**SET EXERCISE:** Sift the material for lines containing "reprodukcyjnego", and return them.

**Collected data:**
>>>>

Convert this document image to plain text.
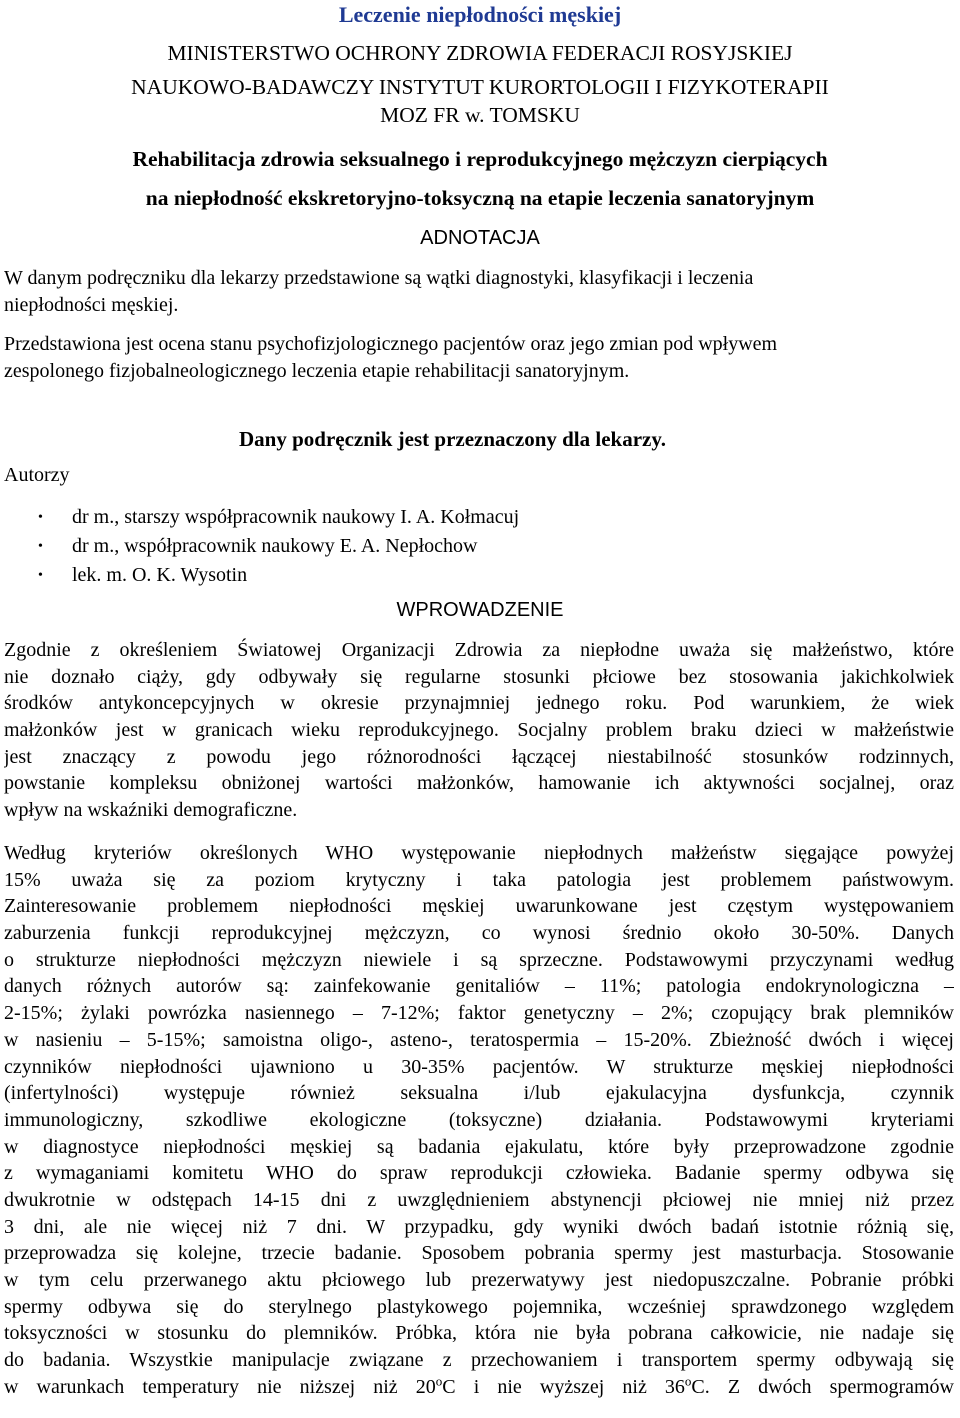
Leczenie niepłodności męskiej
MINISTERSTWO OCHRONY ZDROWIA FEDERACJI ROSYJSKIEJ
NAUKOWO-BADAWCZY INSTYTUT KURORTOLOGII I FIZYKOTERAPII
MOZ FR w. TOMSKU
Rehabilitacja zdrowia seksualnego i reprodukcyjnego mężczyzn cierpiących
na niepłodność ekskretoryjno-toksyczną na etapie leczenia sanatoryjnym
ADNOTACJA
W danym podręczniku dla lekarzy przedstawione są wątki diagnostyki, klasyfikacji i leczenia
niepłodności męskiej.
Przedstawiona jest ocena stanu psychofizjologicznego pacjentów oraz jego zmian pod wpływem
zespolonego fizjobalneologicznego leczenia etapie rehabilitacji sanatoryjnym.
Dany podręcznik jest przeznaczony dla lekarzy.
Autorzy
• dr m., starszy współpracownik naukowy I. A. Kołmacuj
• dr m., współpracownik naukowy E. A. Nepłochow
• lek. m. O. K. Wysotin
WPROWADZENIE
Zgodnie z określeniem Światowej Organizacji Zdrowia za niepłodne uważa się małżeństwo, które
nie doznało ciąży, gdy odbywały się regularne stosunki płciowe bez stosowania jakichkolwiek
środków antykoncepcyjnych w okresie przynajmniej jednego roku. Pod warunkiem, że wiek
małżonków jest w granicach wieku reprodukcyjnego. Socjalny problem braku dzieci w małżeństwie
jest znaczący z powodu jego różnorodności łączącej niestabilność stosunków rodzinnych,
powstanie kompleksu obniżonej wartości małżonków, hamowanie ich aktywności socjalnej, oraz
wpływ na wskaźniki demograficzne.
Według kryteriów określonych WHO występowanie niepłodnych małżeństw sięgające powyżej
15% uważa się za poziom krytyczny i taka patologia jest problemem państwowym.
Zainteresowanie problemem niepłodności męskiej uwarunkowane jest częstym występowaniem
zaburzenia funkcji reprodukcyjnej mężczyzn, co wynosi średnio około 30-50%. Danych
o strukturze niepłodności mężczyzn niewiele i są sprzeczne. Podstawowymi przyczynami według
danych różnych autorów są: zainfekowanie genitaliów – 11%; patologia endokrynologiczna –
2-15%; żylaki powrózka nasiennego – 7-12%; faktor genetyczny – 2%; czopujący brak plemników
w nasieniu – 5-15%; samoistna oligo-, asteno-, teratospermia – 15-20%. Zbieżność dwóch i więcej
czynników niepłodności ujawniono u 30-35% pacjentów. W strukturze męskiej niepłodności
(infertylności) występuje również seksualna i/lub ejakulacyjna dysfunkcja, czynnik
immunologiczny, szkodliwe ekologiczne (toksyczne) działania. Podstawowymi kryteriami
w diagnostyce niepłodności męskiej są badania ejakulatu, które były przeprowadzone zgodnie
z wymaganiami komitetu WHO do spraw reprodukcji człowieka. Badanie spermy odbywa się
dwukrotnie w odstępach 14-15 dni z uwzględnieniem abstynencji płciowej nie mniej niż przez
3 dni, ale nie więcej niż 7 dni. W przypadku, gdy wyniki dwóch badań istotnie różnią się,
przeprowadza się kolejne, trzecie badanie. Sposobem pobrania spermy jest masturbacja. Stosowanie
w tym celu przerwanego aktu płciowego lub prezerwatywy jest niedopuszczalne. Pobranie próbki
spermy odbywa się do sterylnego plastykowego pojemnika, wcześniej sprawdzonego względem
toksyczności w stosunku do plemników. Próbka, która nie była pobrana całkowicie, nie nadaje się
do badania. Wszystkie manipulacje związane z przechowaniem i transportem spermy odbywają się
w warunkach temperatury nie niższej niż 20$^o$C i nie wyższej niż 36$^o$C. Z dwóch spermogramów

<<<<

**COMPLETE OUTPUT:**
Rehabilitacja zdrowia seksualnego i reprodukcyjnego mężczyzn cierpiących
małżonków jest w granicach wieku reprodukcyjnego. Socjalny problem braku dzieci w małżeństwie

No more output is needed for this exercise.